> EXERCISE INSTRUCTIONS:
Across these entries, how many lines contain the word "method"? Answer with only the number.

[Data about app and page elements]
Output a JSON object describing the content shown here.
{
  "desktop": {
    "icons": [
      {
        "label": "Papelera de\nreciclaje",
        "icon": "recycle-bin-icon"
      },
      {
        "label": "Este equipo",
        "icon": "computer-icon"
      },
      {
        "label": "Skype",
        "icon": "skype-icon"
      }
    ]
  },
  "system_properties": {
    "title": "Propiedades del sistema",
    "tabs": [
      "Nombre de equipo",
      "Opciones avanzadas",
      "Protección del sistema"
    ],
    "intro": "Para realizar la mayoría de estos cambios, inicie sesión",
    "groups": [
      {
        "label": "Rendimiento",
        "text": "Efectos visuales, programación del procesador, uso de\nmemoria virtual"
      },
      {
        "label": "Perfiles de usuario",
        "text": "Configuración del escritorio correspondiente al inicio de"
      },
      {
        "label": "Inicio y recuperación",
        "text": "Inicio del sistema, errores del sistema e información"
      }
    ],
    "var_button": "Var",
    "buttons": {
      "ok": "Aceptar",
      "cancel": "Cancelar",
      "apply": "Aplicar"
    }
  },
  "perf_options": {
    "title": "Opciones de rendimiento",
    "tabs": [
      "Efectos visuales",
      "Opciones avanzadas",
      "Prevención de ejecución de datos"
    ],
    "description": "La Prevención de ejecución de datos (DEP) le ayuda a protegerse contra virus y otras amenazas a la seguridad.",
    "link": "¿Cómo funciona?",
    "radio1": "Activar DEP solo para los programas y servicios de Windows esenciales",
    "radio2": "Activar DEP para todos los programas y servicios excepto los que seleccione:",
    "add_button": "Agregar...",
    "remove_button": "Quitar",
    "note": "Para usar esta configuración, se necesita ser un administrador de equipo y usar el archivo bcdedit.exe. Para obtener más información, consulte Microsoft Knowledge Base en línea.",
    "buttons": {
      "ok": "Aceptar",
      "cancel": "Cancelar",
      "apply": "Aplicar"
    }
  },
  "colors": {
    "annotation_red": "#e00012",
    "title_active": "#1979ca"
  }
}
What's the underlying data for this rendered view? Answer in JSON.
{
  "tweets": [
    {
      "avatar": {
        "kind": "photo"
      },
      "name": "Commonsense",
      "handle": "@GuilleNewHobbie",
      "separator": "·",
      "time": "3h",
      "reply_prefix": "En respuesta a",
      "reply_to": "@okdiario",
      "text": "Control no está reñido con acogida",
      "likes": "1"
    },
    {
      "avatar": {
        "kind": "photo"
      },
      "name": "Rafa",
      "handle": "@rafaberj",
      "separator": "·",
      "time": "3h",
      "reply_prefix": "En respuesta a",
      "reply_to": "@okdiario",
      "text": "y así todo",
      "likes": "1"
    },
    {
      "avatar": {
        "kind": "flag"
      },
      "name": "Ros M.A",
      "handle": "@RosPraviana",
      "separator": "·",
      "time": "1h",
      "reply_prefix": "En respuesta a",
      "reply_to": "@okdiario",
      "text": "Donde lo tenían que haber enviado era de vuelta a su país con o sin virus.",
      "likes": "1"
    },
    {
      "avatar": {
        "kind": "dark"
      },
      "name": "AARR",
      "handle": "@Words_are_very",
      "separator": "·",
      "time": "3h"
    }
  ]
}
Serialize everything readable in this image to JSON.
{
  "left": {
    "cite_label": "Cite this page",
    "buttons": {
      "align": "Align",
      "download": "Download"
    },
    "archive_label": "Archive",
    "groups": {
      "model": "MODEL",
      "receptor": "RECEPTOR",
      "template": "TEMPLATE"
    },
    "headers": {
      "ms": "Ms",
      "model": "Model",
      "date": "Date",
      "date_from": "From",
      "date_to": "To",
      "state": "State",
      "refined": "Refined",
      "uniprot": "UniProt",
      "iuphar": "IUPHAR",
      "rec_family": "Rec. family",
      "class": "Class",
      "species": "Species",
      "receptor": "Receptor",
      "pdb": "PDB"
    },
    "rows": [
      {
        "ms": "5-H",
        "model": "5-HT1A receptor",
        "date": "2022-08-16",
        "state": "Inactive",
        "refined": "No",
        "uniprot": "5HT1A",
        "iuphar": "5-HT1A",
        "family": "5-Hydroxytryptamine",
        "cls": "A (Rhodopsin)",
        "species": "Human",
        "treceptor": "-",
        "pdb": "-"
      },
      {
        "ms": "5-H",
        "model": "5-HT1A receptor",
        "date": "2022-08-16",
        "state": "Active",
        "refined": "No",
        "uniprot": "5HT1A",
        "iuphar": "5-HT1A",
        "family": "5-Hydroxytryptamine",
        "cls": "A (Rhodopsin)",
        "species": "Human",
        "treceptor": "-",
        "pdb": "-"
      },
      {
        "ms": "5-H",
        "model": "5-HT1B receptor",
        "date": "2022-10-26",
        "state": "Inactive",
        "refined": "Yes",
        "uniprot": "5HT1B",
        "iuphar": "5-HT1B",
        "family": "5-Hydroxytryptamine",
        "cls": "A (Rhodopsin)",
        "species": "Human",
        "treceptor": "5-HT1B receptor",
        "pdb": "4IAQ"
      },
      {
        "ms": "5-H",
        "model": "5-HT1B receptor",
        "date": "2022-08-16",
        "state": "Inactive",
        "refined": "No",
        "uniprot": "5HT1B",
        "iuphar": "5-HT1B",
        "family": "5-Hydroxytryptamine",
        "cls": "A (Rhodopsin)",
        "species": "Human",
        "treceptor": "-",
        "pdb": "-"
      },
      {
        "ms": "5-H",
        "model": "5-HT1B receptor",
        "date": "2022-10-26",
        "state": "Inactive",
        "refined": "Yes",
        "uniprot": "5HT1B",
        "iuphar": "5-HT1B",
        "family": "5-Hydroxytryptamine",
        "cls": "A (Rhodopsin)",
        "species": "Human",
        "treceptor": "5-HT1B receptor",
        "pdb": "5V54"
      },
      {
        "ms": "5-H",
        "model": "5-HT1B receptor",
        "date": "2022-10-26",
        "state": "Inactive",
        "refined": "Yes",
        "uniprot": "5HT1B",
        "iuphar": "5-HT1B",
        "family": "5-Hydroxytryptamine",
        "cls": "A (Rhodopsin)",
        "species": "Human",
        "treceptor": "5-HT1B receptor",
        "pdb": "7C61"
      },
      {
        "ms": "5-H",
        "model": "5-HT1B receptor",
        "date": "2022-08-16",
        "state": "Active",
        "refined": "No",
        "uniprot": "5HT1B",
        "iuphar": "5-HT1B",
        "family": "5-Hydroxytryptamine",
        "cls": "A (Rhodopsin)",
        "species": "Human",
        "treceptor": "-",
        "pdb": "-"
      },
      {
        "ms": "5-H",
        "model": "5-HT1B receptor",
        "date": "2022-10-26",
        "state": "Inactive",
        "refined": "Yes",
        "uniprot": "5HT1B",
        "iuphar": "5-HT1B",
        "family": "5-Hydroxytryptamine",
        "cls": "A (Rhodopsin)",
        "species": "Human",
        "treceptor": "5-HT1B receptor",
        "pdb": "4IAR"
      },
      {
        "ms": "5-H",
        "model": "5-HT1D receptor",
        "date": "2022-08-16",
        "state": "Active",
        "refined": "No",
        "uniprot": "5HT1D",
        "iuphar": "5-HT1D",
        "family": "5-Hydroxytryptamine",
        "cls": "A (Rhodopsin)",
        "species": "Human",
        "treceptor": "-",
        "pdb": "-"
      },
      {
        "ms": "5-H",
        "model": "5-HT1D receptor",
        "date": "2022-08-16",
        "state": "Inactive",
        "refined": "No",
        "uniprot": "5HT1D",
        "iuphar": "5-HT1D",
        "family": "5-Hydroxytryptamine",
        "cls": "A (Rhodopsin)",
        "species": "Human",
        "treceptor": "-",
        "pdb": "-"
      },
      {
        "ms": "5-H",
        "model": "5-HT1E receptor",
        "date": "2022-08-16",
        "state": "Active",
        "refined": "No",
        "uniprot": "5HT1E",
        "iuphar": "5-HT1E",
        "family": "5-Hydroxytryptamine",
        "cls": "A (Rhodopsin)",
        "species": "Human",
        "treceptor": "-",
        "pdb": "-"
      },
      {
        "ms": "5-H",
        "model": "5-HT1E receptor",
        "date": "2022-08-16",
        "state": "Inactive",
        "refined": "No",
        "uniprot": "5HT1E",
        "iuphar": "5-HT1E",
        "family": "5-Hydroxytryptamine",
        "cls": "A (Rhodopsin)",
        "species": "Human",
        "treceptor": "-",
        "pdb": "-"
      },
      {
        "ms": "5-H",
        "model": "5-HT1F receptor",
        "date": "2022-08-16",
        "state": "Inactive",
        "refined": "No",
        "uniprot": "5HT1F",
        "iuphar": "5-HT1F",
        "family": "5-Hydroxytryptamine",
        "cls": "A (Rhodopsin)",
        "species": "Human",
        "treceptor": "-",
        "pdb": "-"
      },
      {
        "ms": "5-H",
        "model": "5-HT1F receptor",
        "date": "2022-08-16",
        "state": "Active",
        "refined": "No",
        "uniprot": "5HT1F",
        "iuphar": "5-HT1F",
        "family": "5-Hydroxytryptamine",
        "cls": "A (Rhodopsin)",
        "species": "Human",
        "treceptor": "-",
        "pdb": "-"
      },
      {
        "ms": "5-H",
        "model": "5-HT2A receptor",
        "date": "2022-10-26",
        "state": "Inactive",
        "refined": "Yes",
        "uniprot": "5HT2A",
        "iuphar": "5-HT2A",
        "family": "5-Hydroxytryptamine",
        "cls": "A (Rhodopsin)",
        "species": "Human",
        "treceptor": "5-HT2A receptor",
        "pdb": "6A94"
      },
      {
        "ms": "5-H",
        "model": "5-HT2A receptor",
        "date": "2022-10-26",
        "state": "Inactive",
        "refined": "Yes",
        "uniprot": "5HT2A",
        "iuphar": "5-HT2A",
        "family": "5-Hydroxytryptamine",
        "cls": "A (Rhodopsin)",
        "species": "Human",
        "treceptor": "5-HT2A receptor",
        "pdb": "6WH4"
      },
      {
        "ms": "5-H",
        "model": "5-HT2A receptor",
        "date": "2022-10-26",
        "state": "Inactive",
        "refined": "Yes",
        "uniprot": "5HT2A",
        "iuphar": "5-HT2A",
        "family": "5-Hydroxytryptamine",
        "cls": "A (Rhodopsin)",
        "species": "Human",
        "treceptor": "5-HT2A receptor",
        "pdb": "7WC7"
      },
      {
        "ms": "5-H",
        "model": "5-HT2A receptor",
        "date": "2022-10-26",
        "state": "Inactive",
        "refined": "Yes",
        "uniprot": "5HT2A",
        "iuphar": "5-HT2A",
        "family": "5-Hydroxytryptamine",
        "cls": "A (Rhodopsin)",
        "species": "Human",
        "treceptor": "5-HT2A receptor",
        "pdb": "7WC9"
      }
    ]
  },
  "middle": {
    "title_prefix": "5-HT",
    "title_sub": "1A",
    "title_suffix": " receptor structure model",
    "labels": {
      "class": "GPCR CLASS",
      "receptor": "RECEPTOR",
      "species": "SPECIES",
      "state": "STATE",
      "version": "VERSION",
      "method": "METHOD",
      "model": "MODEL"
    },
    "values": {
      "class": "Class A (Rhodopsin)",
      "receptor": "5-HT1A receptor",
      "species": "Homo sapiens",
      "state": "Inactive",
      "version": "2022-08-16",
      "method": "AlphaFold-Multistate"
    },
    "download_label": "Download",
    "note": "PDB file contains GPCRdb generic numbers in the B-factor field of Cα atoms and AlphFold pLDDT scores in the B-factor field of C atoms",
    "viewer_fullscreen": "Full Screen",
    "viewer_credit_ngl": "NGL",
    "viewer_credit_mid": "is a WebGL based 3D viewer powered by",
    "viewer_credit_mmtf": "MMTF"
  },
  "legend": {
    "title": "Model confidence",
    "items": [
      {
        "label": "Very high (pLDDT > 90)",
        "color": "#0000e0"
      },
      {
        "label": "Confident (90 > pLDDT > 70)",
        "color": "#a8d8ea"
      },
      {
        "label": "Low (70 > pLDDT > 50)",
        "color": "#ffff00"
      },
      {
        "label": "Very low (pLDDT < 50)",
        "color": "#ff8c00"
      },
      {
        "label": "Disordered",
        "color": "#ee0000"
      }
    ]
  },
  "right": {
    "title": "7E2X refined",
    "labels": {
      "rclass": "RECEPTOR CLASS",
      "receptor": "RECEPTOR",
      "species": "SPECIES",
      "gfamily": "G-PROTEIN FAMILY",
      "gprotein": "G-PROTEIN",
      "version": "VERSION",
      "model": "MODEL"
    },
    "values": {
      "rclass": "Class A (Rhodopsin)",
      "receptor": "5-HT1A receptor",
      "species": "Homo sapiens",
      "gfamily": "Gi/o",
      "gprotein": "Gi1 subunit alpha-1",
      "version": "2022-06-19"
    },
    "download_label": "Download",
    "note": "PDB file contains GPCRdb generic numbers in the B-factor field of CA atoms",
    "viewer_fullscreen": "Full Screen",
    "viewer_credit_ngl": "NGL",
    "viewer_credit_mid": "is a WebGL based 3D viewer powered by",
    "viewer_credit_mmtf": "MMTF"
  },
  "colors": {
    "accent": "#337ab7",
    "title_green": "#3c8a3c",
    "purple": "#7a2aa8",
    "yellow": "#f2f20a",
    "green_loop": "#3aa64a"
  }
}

> ANSWER BELOW:
2